Raw records
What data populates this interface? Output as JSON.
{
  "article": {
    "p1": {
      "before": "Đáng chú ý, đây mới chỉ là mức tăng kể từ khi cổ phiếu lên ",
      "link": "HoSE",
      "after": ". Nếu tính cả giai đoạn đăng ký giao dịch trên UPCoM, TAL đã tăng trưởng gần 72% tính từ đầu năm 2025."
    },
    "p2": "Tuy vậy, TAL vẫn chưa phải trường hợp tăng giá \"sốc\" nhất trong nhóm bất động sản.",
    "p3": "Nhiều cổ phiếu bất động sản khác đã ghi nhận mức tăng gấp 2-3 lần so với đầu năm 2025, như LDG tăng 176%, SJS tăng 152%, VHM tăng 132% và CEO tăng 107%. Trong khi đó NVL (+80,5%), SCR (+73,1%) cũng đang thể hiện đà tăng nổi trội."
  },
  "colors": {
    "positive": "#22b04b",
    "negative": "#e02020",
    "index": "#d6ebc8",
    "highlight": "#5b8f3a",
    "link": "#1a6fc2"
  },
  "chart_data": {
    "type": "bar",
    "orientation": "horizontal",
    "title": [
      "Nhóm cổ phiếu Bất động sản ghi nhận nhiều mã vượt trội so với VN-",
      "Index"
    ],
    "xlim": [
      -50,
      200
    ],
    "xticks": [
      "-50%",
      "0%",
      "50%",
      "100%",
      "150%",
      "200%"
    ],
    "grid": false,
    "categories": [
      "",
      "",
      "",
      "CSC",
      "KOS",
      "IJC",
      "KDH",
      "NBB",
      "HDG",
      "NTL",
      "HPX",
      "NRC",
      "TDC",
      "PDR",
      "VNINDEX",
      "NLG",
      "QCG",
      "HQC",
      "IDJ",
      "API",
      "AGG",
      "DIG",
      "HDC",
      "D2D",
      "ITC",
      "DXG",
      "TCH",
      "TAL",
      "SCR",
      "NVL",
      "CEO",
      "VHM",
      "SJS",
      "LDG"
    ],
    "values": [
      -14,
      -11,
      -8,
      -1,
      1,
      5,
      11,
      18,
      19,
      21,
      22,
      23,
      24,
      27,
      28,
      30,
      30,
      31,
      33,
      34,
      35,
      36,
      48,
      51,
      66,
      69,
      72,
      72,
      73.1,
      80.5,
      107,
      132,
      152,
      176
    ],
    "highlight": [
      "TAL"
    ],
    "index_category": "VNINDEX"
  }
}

_WHAT YOU ARE ASKED TO DO_: Above are some records; extract every one of them exactly.

_SOLUTION TO THIS TASK_:
What data populates this interface? Output as JSON.
{
  "article": {
    "p1": {
      "before": "Đáng chú ý, đây mới chỉ là mức tăng kể từ khi cổ phiếu lên ",
      "link": "HoSE",
      "after": ". Nếu tính cả giai đoạn đăng ký giao dịch trên UPCoM, TAL đã tăng trưởng gần 72% tính từ đầu năm 2025."
    },
    "p2": "Tuy vậy, TAL vẫn chưa phải trường hợp tăng giá \"sốc\" nhất trong nhóm bất động sản.",
    "p3": "Nhiều cổ phiếu bất động sản khác đã ghi nhận mức tăng gấp 2-3 lần so với đầu năm 2025, như LDG tăng 176%, SJS tăng 152%, VHM tăng 132% và CEO tăng 107%. Trong khi đó NVL (+80,5%), SCR (+73,1%) cũng đang thể hiện đà tăng nổi trội."
  },
  "colors": {
    "positive": "#22b04b",
    "negative": "#e02020",
    "index": "#d6ebc8",
    "highlight": "#5b8f3a",
    "link": "#1a6fc2"
  },
  "chart_data": {
    "type": "bar",
    "orientation": "horizontal",
    "title": [
      "Nhóm cổ phiếu Bất động sản ghi nhận nhiều mã vượt trội so với VN-",
      "Index"
    ],
    "xlim": [
      -50,
      200
    ],
    "xticks": [
      "-50%",
      "0%",
      "50%",
      "100%",
      "150%",
      "200%"
    ],
    "grid": false,
    "categories": [
      "",
      "",
      "",
      "CSC",
      "KOS",
      "IJC",
      "KDH",
      "NBB",
      "HDG",
      "NTL",
      "HPX",
      "NRC",
      "TDC",
      "PDR",
      "VNINDEX",
      "NLG",
      "QCG",
      "HQC",
      "IDJ",
      "API",
      "AGG",
      "DIG",
      "HDC",
      "D2D",
      "ITC",
      "DXG",
      "TCH",
      "TAL",
      "SCR",
      "NVL",
      "CEO",
      "VHM",
      "SJS",
      "LDG"
    ],
    "values": [
      -14,
      -11,
      -8,
      -1,
      1,
      5,
      11,
      18,
      19,
      21,
      22,
      23,
      24,
      27,
      28,
      30,
      30,
      31,
      33,
      34,
      35,
      36,
      48,
      51,
      66,
      69,
      72,
      72,
      73.1,
      80.5,
      107,
      132,
      152,
      176
    ],
    "highlight": [
      "TAL"
    ],
    "index_category": "VNINDEX"
  }
}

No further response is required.